Copy the following records line for line, keeping every character unchanged.

## START

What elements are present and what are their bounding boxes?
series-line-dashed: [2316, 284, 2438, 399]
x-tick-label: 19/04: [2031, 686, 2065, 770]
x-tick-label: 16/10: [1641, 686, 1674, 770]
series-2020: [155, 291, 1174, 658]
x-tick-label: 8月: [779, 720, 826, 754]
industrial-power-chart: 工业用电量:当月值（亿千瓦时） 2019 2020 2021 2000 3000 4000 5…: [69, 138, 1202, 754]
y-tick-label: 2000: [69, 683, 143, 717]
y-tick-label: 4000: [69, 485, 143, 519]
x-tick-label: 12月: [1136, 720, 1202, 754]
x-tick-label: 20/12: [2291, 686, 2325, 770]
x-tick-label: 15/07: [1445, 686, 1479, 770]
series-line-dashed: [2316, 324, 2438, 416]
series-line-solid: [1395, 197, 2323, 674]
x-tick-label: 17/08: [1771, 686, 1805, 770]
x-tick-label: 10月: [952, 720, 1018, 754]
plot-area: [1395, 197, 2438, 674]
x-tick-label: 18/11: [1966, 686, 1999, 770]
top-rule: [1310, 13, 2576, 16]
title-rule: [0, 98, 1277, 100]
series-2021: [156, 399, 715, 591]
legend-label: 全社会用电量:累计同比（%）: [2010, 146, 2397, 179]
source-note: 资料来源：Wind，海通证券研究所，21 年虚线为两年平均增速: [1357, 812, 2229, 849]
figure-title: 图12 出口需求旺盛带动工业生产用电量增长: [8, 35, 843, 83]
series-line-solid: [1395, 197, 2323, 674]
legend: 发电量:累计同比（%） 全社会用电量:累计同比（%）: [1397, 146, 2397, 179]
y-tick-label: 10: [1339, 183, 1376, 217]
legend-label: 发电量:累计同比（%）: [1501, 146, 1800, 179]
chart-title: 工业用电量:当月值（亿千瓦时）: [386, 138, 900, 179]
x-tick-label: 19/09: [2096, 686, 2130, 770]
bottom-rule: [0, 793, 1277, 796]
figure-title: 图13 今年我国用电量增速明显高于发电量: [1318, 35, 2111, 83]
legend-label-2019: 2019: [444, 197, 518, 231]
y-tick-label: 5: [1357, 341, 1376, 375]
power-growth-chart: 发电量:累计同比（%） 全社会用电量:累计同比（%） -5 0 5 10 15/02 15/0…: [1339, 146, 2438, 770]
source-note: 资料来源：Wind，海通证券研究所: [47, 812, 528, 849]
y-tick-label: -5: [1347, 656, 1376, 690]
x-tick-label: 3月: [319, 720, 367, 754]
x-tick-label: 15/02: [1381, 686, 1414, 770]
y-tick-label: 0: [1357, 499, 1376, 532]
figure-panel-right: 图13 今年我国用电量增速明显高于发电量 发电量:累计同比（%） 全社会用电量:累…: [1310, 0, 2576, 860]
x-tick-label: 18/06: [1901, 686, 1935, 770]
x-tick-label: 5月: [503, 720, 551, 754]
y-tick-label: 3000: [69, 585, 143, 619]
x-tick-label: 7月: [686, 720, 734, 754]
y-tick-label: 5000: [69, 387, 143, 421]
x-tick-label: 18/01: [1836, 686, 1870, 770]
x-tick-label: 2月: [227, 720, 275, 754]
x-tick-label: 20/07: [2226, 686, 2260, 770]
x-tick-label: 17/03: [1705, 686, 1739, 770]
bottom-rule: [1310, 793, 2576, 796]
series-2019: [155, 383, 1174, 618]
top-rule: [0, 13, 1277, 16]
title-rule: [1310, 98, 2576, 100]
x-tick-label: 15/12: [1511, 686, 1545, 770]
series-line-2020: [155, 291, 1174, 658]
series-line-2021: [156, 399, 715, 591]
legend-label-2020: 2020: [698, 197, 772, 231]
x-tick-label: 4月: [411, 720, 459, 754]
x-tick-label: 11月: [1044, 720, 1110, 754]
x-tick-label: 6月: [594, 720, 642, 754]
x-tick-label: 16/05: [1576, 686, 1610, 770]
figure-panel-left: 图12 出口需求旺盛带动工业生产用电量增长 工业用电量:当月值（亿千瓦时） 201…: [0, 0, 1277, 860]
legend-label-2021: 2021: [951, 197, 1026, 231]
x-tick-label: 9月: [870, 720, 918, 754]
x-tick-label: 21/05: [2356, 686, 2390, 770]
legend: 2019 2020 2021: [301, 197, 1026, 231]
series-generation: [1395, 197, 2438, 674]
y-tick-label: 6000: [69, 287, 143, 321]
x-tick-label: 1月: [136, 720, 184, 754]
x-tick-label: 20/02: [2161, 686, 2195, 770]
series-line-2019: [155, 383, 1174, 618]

## END

Written answer =>
What elements are present and what are their bounding boxes?
series-line-dashed: [2316, 284, 2438, 399]
x-tick-label: 19/04: [2031, 686, 2065, 770]
x-tick-label: 16/10: [1641, 686, 1674, 770]
series-2020: [155, 291, 1174, 658]
x-tick-label: 8月: [779, 720, 826, 754]
industrial-power-chart: 工业用电量:当月值（亿千瓦时） 2019 2020 2021 2000 3000 4000 5…: [69, 138, 1202, 754]
y-tick-label: 2000: [69, 683, 143, 717]
y-tick-label: 4000: [69, 485, 143, 519]
x-tick-label: 12月: [1136, 720, 1202, 754]
x-tick-label: 20/12: [2291, 686, 2325, 770]
x-tick-label: 15/07: [1445, 686, 1479, 770]
series-line-dashed: [2316, 324, 2438, 416]
series-line-solid: [1395, 197, 2323, 674]
x-tick-label: 17/08: [1771, 686, 1805, 770]
x-tick-label: 10月: [952, 720, 1018, 754]
plot-area: [1395, 197, 2438, 674]
x-tick-label: 18/11: [1966, 686, 1999, 770]
top-rule: [1310, 13, 2576, 16]
title-rule: [0, 98, 1277, 100]
series-2021: [156, 399, 715, 591]
legend-label: 全社会用电量:累计同比（%）: [2010, 146, 2397, 179]
source-note: 资料来源：Wind，海通证券研究所，21 年虚线为两年平均增速: [1357, 812, 2229, 849]
figure-title: 图12 出口需求旺盛带动工业生产用电量增长: [8, 35, 843, 83]
series-line-solid: [1395, 197, 2323, 674]
legend: 发电量:累计同比（%） 全社会用电量:累计同比（%）: [1397, 146, 2397, 179]
y-tick-label: 10: [1339, 183, 1376, 217]
legend-label: 发电量:累计同比（%）: [1501, 146, 1800, 179]
chart-title: 工业用电量:当月值（亿千瓦时）: [386, 138, 900, 179]
x-tick-label: 19/09: [2096, 686, 2130, 770]
bottom-rule: [0, 793, 1277, 796]
figure-title: 图13 今年我国用电量增速明显高于发电量: [1318, 35, 2111, 83]
legend-label-2019: 2019: [444, 197, 518, 231]
y-tick-label: 5: [1357, 341, 1376, 375]
power-growth-chart: 发电量:累计同比（%） 全社会用电量:累计同比（%） -5 0 5 10 15/02 15/0…: [1339, 146, 2438, 770]
source-note: 资料来源：Wind，海通证券研究所: [47, 812, 528, 849]
y-tick-label: -5: [1347, 656, 1376, 690]
x-tick-label: 3月: [319, 720, 367, 754]
x-tick-label: 15/02: [1381, 686, 1414, 770]
y-tick-label: 0: [1357, 499, 1376, 532]
figure-panel-right: 图13 今年我国用电量增速明显高于发电量 发电量:累计同比（%） 全社会用电量:累…: [1310, 0, 2576, 860]
x-tick-label: 18/06: [1901, 686, 1935, 770]
x-tick-label: 5月: [503, 720, 551, 754]
y-tick-label: 3000: [69, 585, 143, 619]
x-tick-label: 7月: [686, 720, 734, 754]
y-tick-label: 5000: [69, 387, 143, 421]
x-tick-label: 18/01: [1836, 686, 1870, 770]
x-tick-label: 2月: [227, 720, 275, 754]
x-tick-label: 20/07: [2226, 686, 2260, 770]
x-tick-label: 17/03: [1705, 686, 1739, 770]
bottom-rule: [1310, 793, 2576, 796]
series-2019: [155, 383, 1174, 618]
top-rule: [0, 13, 1277, 16]
title-rule: [1310, 98, 2576, 100]
x-tick-label: 15/12: [1511, 686, 1545, 770]
series-line-2020: [155, 291, 1174, 658]
series-line-2021: [156, 399, 715, 591]
legend-label-2020: 2020: [698, 197, 772, 231]
x-tick-label: 4月: [411, 720, 459, 754]
x-tick-label: 11月: [1044, 720, 1110, 754]
x-tick-label: 6月: [594, 720, 642, 754]
x-tick-label: 16/05: [1576, 686, 1610, 770]
figure-panel-left: 图12 出口需求旺盛带动工业生产用电量增长 工业用电量:当月值（亿千瓦时） 201…: [0, 0, 1277, 860]
legend-label-2021: 2021: [951, 197, 1026, 231]
x-tick-label: 9月: [870, 720, 918, 754]
x-tick-label: 21/05: [2356, 686, 2390, 770]
legend: 2019 2020 2021: [301, 197, 1026, 231]
series-generation: [1395, 197, 2438, 674]
y-tick-label: 6000: [69, 287, 143, 321]
x-tick-label: 1月: [136, 720, 184, 754]
x-tick-label: 20/02: [2161, 686, 2195, 770]
series-line-2019: [155, 383, 1174, 618]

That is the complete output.